--- Data provided ---

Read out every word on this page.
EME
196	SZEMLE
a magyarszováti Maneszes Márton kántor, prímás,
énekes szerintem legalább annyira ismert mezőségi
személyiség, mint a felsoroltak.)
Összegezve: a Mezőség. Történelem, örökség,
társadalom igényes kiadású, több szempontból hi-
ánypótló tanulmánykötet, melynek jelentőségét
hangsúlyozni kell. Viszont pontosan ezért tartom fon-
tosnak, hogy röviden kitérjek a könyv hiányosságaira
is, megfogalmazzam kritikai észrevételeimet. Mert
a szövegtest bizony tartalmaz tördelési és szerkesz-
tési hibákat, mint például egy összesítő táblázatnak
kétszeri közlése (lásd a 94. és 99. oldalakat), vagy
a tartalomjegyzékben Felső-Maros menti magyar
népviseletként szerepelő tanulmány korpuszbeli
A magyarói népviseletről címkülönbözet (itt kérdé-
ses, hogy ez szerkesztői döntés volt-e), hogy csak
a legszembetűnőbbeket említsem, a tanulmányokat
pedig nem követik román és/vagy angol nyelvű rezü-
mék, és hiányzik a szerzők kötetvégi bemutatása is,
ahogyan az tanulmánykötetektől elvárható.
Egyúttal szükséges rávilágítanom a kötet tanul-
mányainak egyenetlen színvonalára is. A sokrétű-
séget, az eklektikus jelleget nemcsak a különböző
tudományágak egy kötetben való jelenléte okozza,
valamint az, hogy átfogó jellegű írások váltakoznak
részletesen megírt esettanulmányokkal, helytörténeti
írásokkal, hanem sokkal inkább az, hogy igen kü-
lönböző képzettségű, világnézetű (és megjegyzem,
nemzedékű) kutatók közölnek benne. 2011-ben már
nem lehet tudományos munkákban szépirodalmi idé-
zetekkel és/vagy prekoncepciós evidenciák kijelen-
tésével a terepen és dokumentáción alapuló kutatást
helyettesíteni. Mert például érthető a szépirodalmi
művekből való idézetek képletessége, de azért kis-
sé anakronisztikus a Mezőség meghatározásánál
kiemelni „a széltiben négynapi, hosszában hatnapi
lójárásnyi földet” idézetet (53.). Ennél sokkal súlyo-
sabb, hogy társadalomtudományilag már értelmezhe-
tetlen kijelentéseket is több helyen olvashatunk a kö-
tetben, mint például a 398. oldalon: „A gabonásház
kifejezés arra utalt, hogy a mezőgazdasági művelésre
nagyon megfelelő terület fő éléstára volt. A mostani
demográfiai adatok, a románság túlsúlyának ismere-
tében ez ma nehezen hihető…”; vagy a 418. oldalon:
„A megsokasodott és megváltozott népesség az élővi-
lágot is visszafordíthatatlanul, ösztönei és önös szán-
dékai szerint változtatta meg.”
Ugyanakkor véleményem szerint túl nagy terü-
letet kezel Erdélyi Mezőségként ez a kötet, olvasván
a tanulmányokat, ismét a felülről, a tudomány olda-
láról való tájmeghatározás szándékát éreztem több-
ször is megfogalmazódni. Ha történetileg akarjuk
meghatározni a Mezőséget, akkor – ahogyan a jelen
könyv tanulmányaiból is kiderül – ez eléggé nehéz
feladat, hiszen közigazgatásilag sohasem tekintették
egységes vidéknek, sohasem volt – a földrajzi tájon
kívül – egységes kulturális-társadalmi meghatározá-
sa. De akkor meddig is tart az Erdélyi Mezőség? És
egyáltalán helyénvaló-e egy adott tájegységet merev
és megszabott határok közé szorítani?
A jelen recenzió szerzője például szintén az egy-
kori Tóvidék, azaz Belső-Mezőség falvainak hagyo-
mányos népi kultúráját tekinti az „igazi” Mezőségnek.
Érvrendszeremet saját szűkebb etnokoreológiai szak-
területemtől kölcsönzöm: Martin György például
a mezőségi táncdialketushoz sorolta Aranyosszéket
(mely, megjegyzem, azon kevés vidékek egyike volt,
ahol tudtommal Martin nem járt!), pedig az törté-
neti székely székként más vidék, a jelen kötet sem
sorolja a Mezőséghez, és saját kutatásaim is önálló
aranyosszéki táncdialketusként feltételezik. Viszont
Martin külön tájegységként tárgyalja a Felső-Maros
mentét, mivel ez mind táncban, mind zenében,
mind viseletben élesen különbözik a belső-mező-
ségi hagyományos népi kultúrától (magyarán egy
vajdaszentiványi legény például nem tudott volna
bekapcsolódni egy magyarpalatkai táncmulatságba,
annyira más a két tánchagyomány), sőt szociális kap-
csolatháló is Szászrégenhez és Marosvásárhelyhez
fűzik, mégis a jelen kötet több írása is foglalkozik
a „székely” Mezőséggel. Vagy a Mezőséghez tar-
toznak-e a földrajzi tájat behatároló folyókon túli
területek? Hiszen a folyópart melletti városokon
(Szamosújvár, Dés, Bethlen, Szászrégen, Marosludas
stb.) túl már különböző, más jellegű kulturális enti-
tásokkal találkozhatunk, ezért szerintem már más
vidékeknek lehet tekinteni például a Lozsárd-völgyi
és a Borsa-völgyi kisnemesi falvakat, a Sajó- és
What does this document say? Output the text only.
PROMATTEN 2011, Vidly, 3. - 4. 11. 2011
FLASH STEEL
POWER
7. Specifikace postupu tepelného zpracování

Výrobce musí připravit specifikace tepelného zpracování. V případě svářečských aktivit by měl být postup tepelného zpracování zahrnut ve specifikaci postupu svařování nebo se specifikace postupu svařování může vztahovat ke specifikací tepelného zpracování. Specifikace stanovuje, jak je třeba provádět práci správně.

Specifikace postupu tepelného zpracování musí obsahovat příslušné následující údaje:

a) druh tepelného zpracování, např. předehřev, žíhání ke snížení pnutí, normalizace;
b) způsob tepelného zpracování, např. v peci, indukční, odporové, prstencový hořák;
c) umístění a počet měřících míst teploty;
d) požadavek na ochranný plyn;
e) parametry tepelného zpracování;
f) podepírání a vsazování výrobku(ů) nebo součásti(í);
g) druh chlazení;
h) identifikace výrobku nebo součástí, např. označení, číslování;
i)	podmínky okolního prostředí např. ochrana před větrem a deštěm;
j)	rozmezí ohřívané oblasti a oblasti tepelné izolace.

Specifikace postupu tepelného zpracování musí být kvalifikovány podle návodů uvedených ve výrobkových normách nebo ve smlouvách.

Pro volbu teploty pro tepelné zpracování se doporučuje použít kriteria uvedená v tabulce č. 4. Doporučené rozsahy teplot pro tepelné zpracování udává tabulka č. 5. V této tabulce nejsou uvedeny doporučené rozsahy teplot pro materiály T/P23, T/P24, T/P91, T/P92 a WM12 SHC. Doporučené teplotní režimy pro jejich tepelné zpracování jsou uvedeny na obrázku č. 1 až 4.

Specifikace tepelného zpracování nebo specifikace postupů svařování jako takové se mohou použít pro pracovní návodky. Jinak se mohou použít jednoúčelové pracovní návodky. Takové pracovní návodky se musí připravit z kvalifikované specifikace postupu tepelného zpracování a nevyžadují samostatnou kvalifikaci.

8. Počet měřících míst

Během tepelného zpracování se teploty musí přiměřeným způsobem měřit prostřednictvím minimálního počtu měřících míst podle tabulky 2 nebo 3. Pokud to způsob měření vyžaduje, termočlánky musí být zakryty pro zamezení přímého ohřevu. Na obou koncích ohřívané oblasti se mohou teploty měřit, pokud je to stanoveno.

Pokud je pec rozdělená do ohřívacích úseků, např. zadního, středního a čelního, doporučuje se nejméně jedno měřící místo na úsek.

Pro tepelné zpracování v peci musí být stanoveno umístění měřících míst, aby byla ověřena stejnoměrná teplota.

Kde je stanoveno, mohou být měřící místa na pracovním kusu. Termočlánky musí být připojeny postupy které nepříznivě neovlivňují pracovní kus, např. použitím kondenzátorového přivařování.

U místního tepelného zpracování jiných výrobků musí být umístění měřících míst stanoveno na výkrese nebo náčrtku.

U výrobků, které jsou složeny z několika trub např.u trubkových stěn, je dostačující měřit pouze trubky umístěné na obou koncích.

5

---

Identify and copy lines that hold the string "způsob".

b) způsob tepelného zpracování, např. v peci, indukční, odporové, prstencový hořák;
Během tepelného zpracování se teploty musí přiměřeným způsobem měřit prostřednictvím minimálního počtu měřících míst podle tabulky 2 nebo 3. Pokud to způsob měření vyžaduje, termočlánky musí být zakryty pro zamezení přímého ohřevu. Na obou koncích ohřívané oblasti se mohou teploty měřit, pokud je to stanoveno.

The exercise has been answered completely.